• Exercise prompt
The records that follow must be reproduced in full, exactly as written.

++++ Supplied information

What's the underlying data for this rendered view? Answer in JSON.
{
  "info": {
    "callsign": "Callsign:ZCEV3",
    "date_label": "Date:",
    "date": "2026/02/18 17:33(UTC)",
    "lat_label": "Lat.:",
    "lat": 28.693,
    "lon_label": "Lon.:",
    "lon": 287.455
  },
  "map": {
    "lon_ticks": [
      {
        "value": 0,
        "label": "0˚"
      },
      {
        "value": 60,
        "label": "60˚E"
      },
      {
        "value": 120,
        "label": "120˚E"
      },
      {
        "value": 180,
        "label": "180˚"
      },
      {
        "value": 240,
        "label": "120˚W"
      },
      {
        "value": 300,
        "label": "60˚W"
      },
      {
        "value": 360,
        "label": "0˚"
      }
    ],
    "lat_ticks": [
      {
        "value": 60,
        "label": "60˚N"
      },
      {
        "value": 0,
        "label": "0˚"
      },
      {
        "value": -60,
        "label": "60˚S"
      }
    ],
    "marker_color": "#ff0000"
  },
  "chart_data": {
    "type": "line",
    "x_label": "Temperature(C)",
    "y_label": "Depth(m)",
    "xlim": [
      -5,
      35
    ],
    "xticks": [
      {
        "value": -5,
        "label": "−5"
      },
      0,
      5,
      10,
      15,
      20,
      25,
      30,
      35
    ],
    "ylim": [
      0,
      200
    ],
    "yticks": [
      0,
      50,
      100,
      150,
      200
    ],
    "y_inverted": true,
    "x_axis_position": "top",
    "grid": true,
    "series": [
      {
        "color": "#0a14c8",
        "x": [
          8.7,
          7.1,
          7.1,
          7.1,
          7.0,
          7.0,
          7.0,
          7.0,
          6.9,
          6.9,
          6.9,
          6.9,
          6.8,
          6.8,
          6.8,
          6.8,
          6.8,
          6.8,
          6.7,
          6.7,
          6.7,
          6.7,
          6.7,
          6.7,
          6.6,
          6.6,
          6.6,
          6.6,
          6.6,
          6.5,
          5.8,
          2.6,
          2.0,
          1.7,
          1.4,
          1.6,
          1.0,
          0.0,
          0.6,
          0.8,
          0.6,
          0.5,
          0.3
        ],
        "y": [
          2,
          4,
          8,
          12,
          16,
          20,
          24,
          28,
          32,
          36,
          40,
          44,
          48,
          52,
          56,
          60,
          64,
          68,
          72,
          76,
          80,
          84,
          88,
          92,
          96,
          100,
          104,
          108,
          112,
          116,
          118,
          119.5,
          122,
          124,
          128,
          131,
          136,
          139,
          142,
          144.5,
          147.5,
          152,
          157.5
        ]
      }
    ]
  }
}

++++++++

• Answer to the exercise
What's the underlying data for this rendered view? Answer in JSON.
{
  "info": {
    "callsign": "Callsign:ZCEV3",
    "date_label": "Date:",
    "date": "2026/02/18 17:33(UTC)",
    "lat_label": "Lat.:",
    "lat": 28.693,
    "lon_label": "Lon.:",
    "lon": 287.455
  },
  "map": {
    "lon_ticks": [
      {
        "value": 0,
        "label": "0˚"
      },
      {
        "value": 60,
        "label": "60˚E"
      },
      {
        "value": 120,
        "label": "120˚E"
      },
      {
        "value": 180,
        "label": "180˚"
      },
      {
        "value": 240,
        "label": "120˚W"
      },
      {
        "value": 300,
        "label": "60˚W"
      },
      {
        "value": 360,
        "label": "0˚"
      }
    ],
    "lat_ticks": [
      {
        "value": 60,
        "label": "60˚N"
      },
      {
        "value": 0,
        "label": "0˚"
      },
      {
        "value": -60,
        "label": "60˚S"
      }
    ],
    "marker_color": "#ff0000"
  },
  "chart_data": {
    "type": "line",
    "x_label": "Temperature(C)",
    "y_label": "Depth(m)",
    "xlim": [
      -5,
      35
    ],
    "xticks": [
      {
        "value": -5,
        "label": "−5"
      },
      0,
      5,
      10,
      15,
      20,
      25,
      30,
      35
    ],
    "ylim": [
      0,
      200
    ],
    "yticks": [
      0,
      50,
      100,
      150,
      200
    ],
    "y_inverted": true,
    "x_axis_position": "top",
    "grid": true,
    "series": [
      {
        "color": "#0a14c8",
        "x": [
          8.7,
          7.1,
          7.1,
          7.1,
          7.0,
          7.0,
          7.0,
          7.0,
          6.9,
          6.9,
          6.9,
          6.9,
          6.8,
          6.8,
          6.8,
          6.8,
          6.8,
          6.8,
          6.7,
          6.7,
          6.7,
          6.7,
          6.7,
          6.7,
          6.6,
          6.6,
          6.6,
          6.6,
          6.6,
          6.5,
          5.8,
          2.6,
          2.0,
          1.7,
          1.4,
          1.6,
          1.0,
          0.0,
          0.6,
          0.8,
          0.6,
          0.5,
          0.3
        ],
        "y": [
          2,
          4,
          8,
          12,
          16,
          20,
          24,
          28,
          32,
          36,
          40,
          44,
          48,
          52,
          56,
          60,
          64,
          68,
          72,
          76,
          80,
          84,
          88,
          92,
          96,
          100,
          104,
          108,
          112,
          116,
          118,
          119.5,
          122,
          124,
          128,
          131,
          136,
          139,
          142,
          144.5,
          147.5,
          152,
          157.5
        ]
      }
    ]
  }
}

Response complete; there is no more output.